Data provided
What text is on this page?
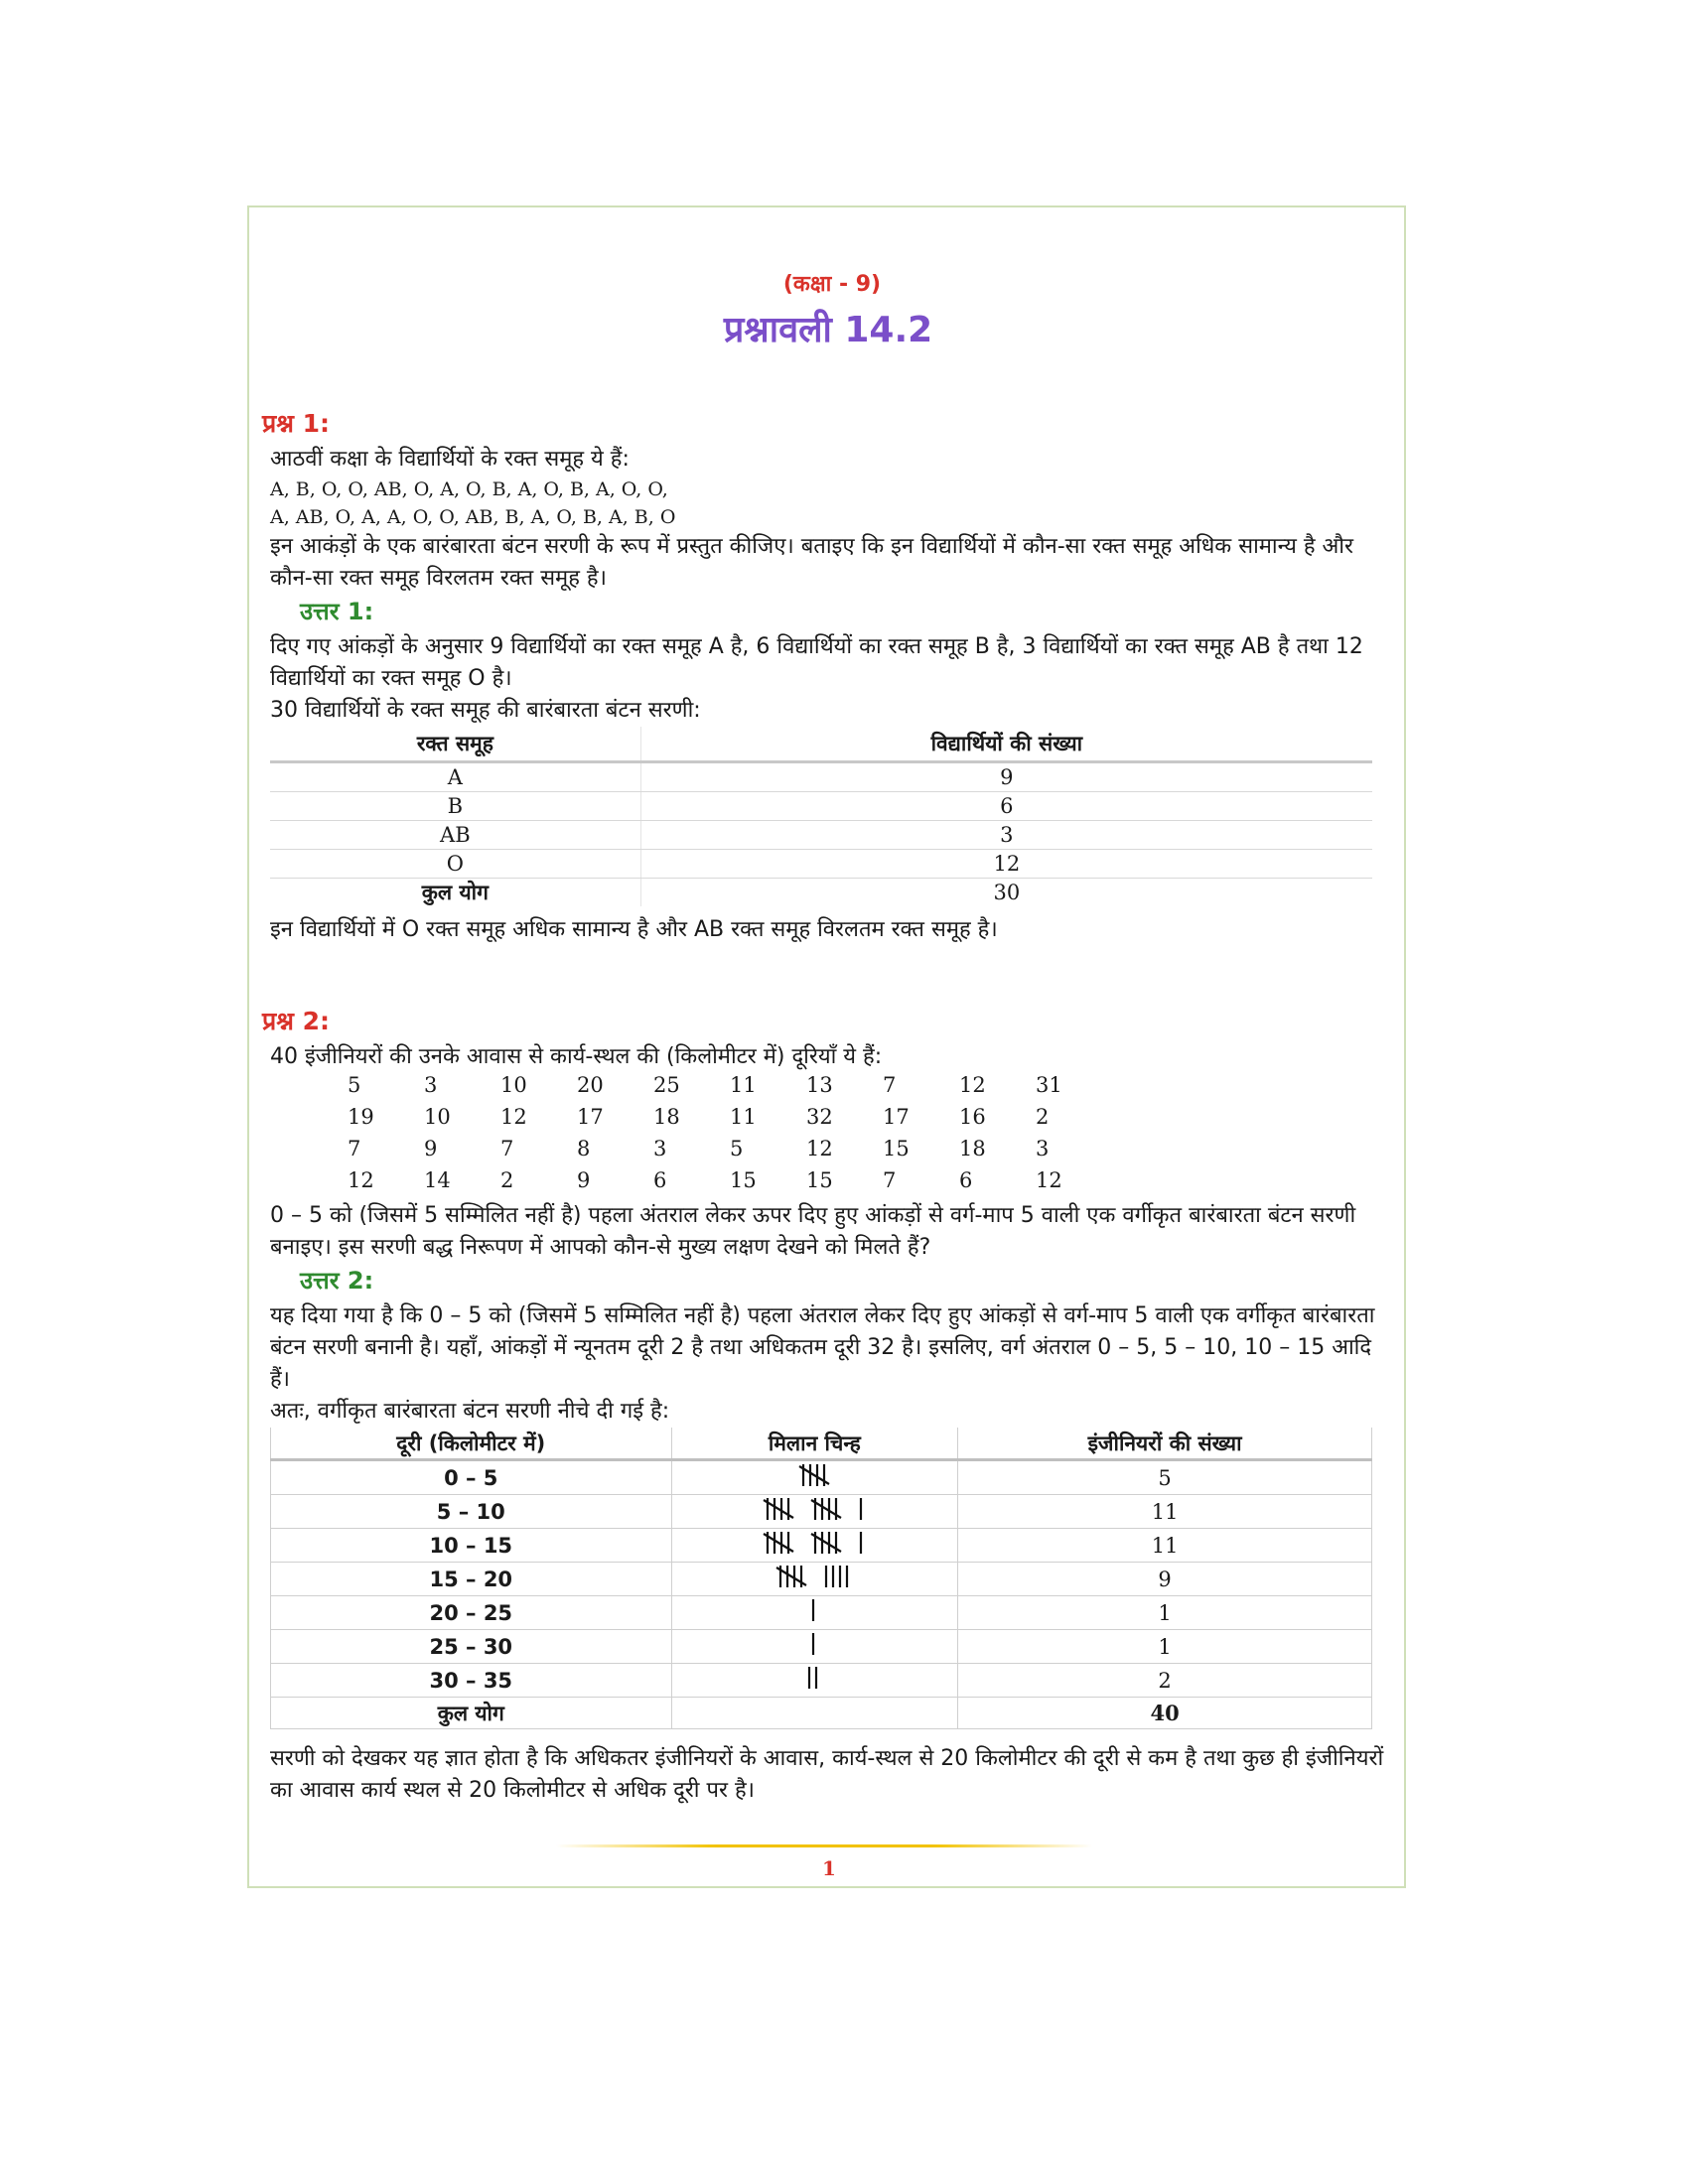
(कक्षा - 9)
प्रश्नावली 14.2
प्रश्न 1:

आठवीं कक्षा के विद्यार्थियों के रक्त समूह ये हैं:

A, B, O, O, AB, O, A, O, B, A, O, B, A, O, O,

A, AB, O, A, A, O, O, AB, B, A, O, B, A, B, O

इन आकंड़ों के एक बारंबारता बंटन सरणी के रूप में प्रस्तुत कीजिए। बताइए कि इन विद्यार्थियों में कौन-सा रक्त समूह अधिक सामान्य है और कौन-सा रक्त समूह विरलतम रक्त समूह है।

उत्तर 1:

दिए गए आंकड़ों के अनुसार 9 विद्यार्थियों का रक्त समूह A है, 6 विद्यार्थियों का रक्त समूह B है, 3 विद्यार्थियों का रक्त समूह AB है तथा 12 विद्यार्थियों का रक्त समूह O है।

30 विद्यार्थियों के रक्त समूह की बारंबारता बंटन सरणी:

रक्त समूह	विद्यार्थियों की संख्या
A	9
B	6
AB	3
O	12
कुल योग	30

इन विद्यार्थियों में O रक्त समूह अधिक सामान्य है और AB रक्त समूह विरलतम रक्त समूह है।

प्रश्न 2:

40 इंजीनियरों की उनके आवास से कार्य-स्थल की (किलोमीटर में) दूरियाँ ये हैं:

5	3	10	20	25	11	13	7	12	31
19	10	12	17	18	11	32	17	16	2
7	9	7	8	3	5	12	15	18	3
12	14	2	9	6	15	15	7	6	12

0 – 5 को (जिसमें 5 सम्मिलित नहीं है) पहला अंतराल लेकर ऊपर दिए हुए आंकड़ों से वर्ग-माप 5 वाली एक वर्गीकृत बारंबारता बंटन सरणी बनाइए। इस सरणी बद्ध निरूपण में आपको कौन-से मुख्य लक्षण देखने को मिलते हैं?

उत्तर 2:

यह दिया गया है कि 0 – 5 को (जिसमें 5 सम्मिलित नहीं है) पहला अंतराल लेकर दिए हुए आंकड़ों से वर्ग-माप 5 वाली एक वर्गीकृत बारंबारता बंटन सरणी बनानी है। यहाँ, आंकड़ों में न्यूनतम दूरी 2 है तथा अधिकतम दूरी 32 है। इसलिए, वर्ग अंतराल 0 – 5, 5 – 10, 10 – 15 आदि हैं।

अतः, वर्गीकृत बारंबारता बंटन सरणी नीचे दी गई है:

दूरी (किलोमीटर में)	मिलान चिन्ह	इंजीनियरों की संख्या
0 – 5		5
5 – 10		11
10 – 15		11
15 – 20		9
20 – 25		1
25 – 30		1
30 – 35		2
कुल योग		40

सरणी को देखकर यह ज्ञात होता है कि अधिकतर इंजीनियरों के आवास, कार्य-स्थल से 20 किलोमीटर की दूरी से कम है तथा कुछ ही इंजीनियरों का आवास कार्य स्थल से 20 किलोमीटर से अधिक दूरी पर है।

1
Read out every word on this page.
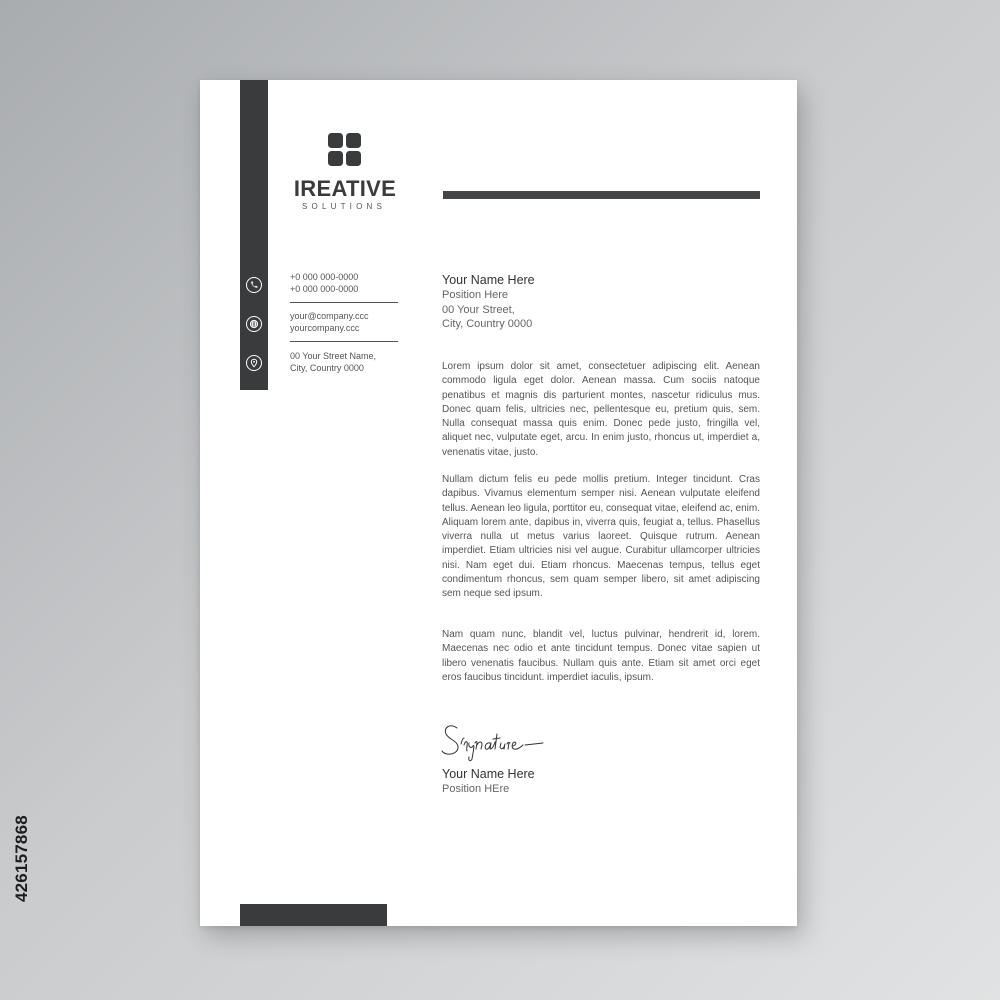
426157868
IREATIVE
SOLUTIONS
+0 000 000-0000
+0 000 000-0000
your@company.ccc
yourcompany.ccc
00 Your Street Name,
City, Country 0000
Your Name Here
Position Here
00 Your Street,
City, Country 0000

Lorem ipsum dolor sit amet, consectetuer adipiscing elit. Aenean commodo ligula eget dolor. Aenean massa. Cum sociis natoque penatibus et magnis dis parturient montes, nascetur ridiculus mus. Donec quam felis, ultricies nec, pellentesque eu, pretium quis, sem. Nulla consequat massa quis enim. Donec pede justo, fringilla vel, aliquet nec, vulputate eget, arcu. In enim justo, rhoncus ut, imperdiet a, venenatis vitae, justo.

Nullam dictum felis eu pede mollis pretium. Integer tincidunt. Cras dapibus. Vivamus elementum semper nisi. Aenean vulputate eleifend tellus. Aenean leo ligula, porttitor eu, consequat vitae, eleifend ac, enim. Aliquam lorem ante, dapibus in, viverra quis, feugiat a, tellus. Phasellus viverra nulla ut metus varius laoreet. Quisque rutrum. Aenean imperdiet. Etiam ultricies nisi vel augue. Curabitur ullamcorper ultricies nisi. Nam eget dui. Etiam rhoncus. Maecenas tempus, tellus eget condimentum rhoncus, sem quam semper libero, sit amet adipiscing sem neque sed ipsum.

Nam quam nunc, blandit vel, luctus pulvinar, hendrerit id, lorem. Maecenas nec odio et ante tincidunt tempus. Donec vitae sapien ut libero venenatis faucibus. Nullam quis ante. Etiam sit amet orci eget eros faucibus tincidunt. imperdiet iaculis, ipsum.

Your Name Here
Position HEre
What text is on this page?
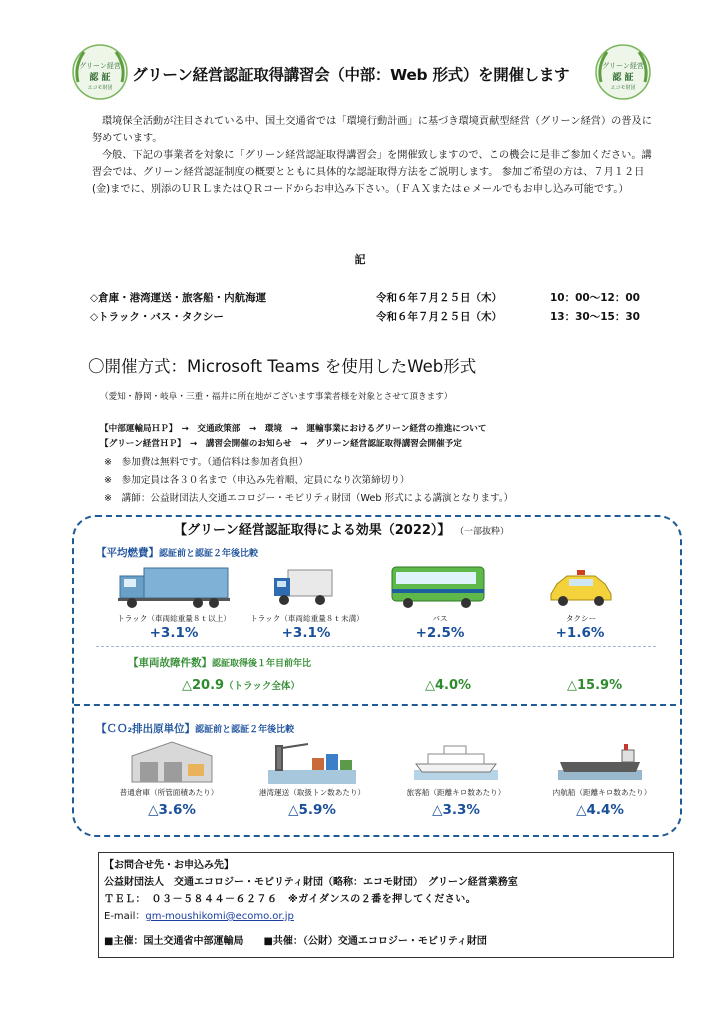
グリーン経営
認 証
エコモ財団
グリーン経営
認 証
エコモ財団
グリーン経営認証取得講習会（中部：Web 形式）を開催します

環境保全活動が注目されている中、国土交通省では「環境行動計画」に基づき環境貢献型経営（グリーン経営）の普及に努めています。

今般、下記の事業者を対象に「グリーン経営認証取得講習会」を開催致しますので、この機会に是非ご参加ください。講習会では、グリーン経営認証制度の概要とともに具体的な認証取得方法をご説明します。 参加ご希望の方は、７月１２日(金)までに、別添のＵＲＬまたはＱＲコードからお申込み下さい。（ＦＡＸまたはｅメールでもお申し込み可能です。）

記
◇倉庫・港湾運送・旅客船・内航海運	令和６年７月２５日（木）	10：00～12：00
◇トラック・バス・タクシー	令和６年７月２５日（木）	13：30～15：30
〇開催方式：Microsoft Teams を使用したWeb形式
（愛知・静岡・岐阜・三重・福井に所在地がございます事業者様を対象とさせて頂きます）
【中部運輸局ＨＰ】　→　交通政策部　→　環境　→　運輸事業におけるグリーン経営の推進について
【グリーン経営ＨＰ】　→　講習会開催のお知らせ　→　グリーン経営認証取得講習会開催予定
※　参加費は無料です。（通信料は参加者負担）
※　参加定員は各３０名まで（申込み先着順、定員になり次第締切り）
※　講師：公益財団法人交通エコロジー・モビリティ財団（Web 形式による講演となります。）
【グリーン経営認証取得による効果（2022）】 （一部抜粋）
【平均燃費】認証前と認証２年後比較
トラック（車両総重量８ｔ以上）	トラック（車両総重量８ｔ未満）	バス	タクシー
+3.1%	+3.1%	+2.5%	+1.6%
【車両故障件数】認証取得後１年目前年比
△20.9（トラック全体）	△4.0%	△15.9%
【ＣＯ₂排出原単位】認証前と認証２年後比較
普通倉庫（所管面積あたり）	港湾運送（取扱トン数あたり）	旅客船（距離キロ数あたり）	内航船（距離キロ数あたり）
△3.6%	△5.9%	△3.3%	△4.4%
【お問合せ先・お申込み先】
公益財団法人　交通エコロジー・モビリティ財団（略称：エコモ財団）　グリーン経営業務室
ＴＥＬ：　０３－５８４４－６２７６　※ガイダンスの２番を押してください。
E-mail：gm-moushikomi@ecomo.or.jp
■主催：国土交通省中部運輸局　　■共催：（公財）交通エコロジー・モビリティ財団
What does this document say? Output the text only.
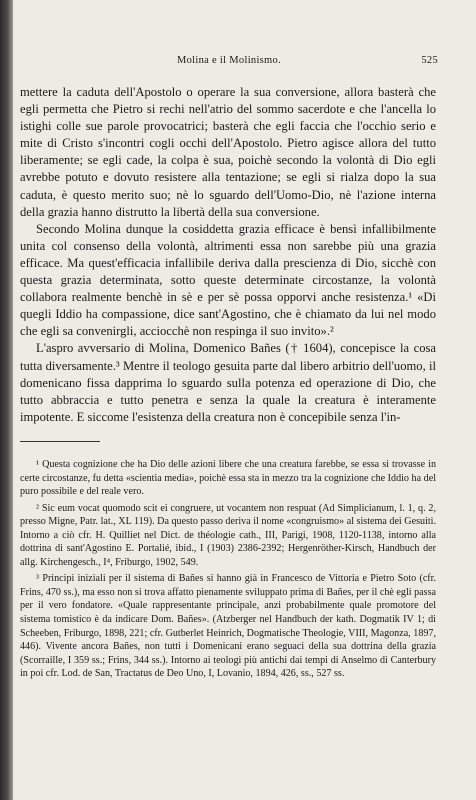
Molina e il Molinismo.	525

mettere la caduta dell'Apostolo o operare la sua conversione, allora basterà che egli permetta che Pietro si rechi nell'atrio del sommo sacerdote e che l'ancella lo istighi colle sue parole provocatrici; basterà che egli faccia che l'occhio serio e mite di Cristo s'incontri cogli occhi dell'Apostolo. Pietro agisce allora del tutto liberamente; se egli cade, la colpa è sua, poichè secondo la volontà di Dio egli avrebbe potuto e dovuto resistere alla tentazione; se egli si rialza dopo la sua caduta, è questo merito suo; nè lo sguardo dell'Uomo-Dio, nè l'azione interna della grazia hanno distrutto la libertà della sua conversione.

Secondo Molina dunque la cosiddetta grazia efficace è bensì infallibilmente unita col consenso della volontà, altrimenti essa non sarebbe più una grazia efficace. Ma quest'efficacia infallibile deriva dalla prescienza di Dio, sicchè con questa grazia determinata, sotto queste determinate circostanze, la volontà collabora realmente benchè in sè e per sè possa opporvi anche resistenza.¹ «Di quegli Iddio ha compassione, dice sant'Agostino, che è chiamato da lui nel modo che egli sa convenirgli, acciocchè non respinga il suo invito».²

L'aspro avversario di Molina, Domenico Bañes († 1604), concepisce la cosa tutta diversamente.³ Mentre il teologo gesuita parte dal libero arbitrio dell'uomo, il domenicano fissa dapprima lo sguardo sulla potenza ed operazione di Dio, che tutto abbraccia e tutto penetra e senza la quale la creatura è interamente impotente. E siccome l'esistenza della creatura non è concepibile senza l'in-

¹ Questa cognizione che ha Dio delle azioni libere che una creatura farebbe, se essa si trovasse in certe circostanze, fu detta «scientia media», poichè essa sta in mezzo tra la cognizione che Iddio ha del puro possibile e del reale vero.

² Sic eum vocat quomodo scit ei congruere, ut vocantem non respuat (Ad Simplicianum, l. 1, q. 2, presso Migne, Patr. lat., XL 119). Da questo passo deriva il nome «congruismo» al sistema dei Gesuiti. Intorno a ciò cfr. H. Quilliet nel Dict. de théologie cath., III, Parigi, 1908, 1120-1138, intorno alla dottrina di sant'Agostino E. Portalié, ibid., I (1903) 2386-2392; Hergenröther-Kirsch, Handbuch der allg. Kirchengesch., I⁴, Friburgo, 1902, 549.

³ Principi iniziali per il sistema di Bañes si hanno già in Francesco de Vittoria e Pietro Soto (cfr. Frins, 470 ss.), ma esso non si trova affatto pienamente sviluppato prima di Bañes, per il chè egli passa per il vero fondatore. «Quale rappresentante principale, anzi probabilmente quale promotore del sistema tomistico è da indicare Dom. Bañes». (Atzberger nel Handbuch der kath. Dogmatik IV 1; di Scheeben, Friburgo, 1898, 221; cfr. Gutberlet Heinrich, Dogmatische Theologie, VIII, Magonza, 1897, 446). Vivente ancora Bañes, non tutti i Domenicani erano seguaci della sua dottrina della grazia (Scorraille, I 359 ss.; Frins, 344 ss.). Intorno ai teologi più antichi dai tempi di Anselmo di Canterbury in poi cfr. Lod. de San, Tractatus de Deo Uno, I, Lovanio, 1894, 426, ss., 527 ss.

What the task requires
Using the material above, copy every line in which the string "港湾運送" occurs.

Final result
◇倉庫・港湾運送・旅客船・内航海運	令和６年７月２５日（木）	10：00～12：00
普通倉庫（所管面積あたり）	港湾運送（取扱トン数あたり）	旅客船（距離キロ数あたり）	内航船（距離キロ数あたり）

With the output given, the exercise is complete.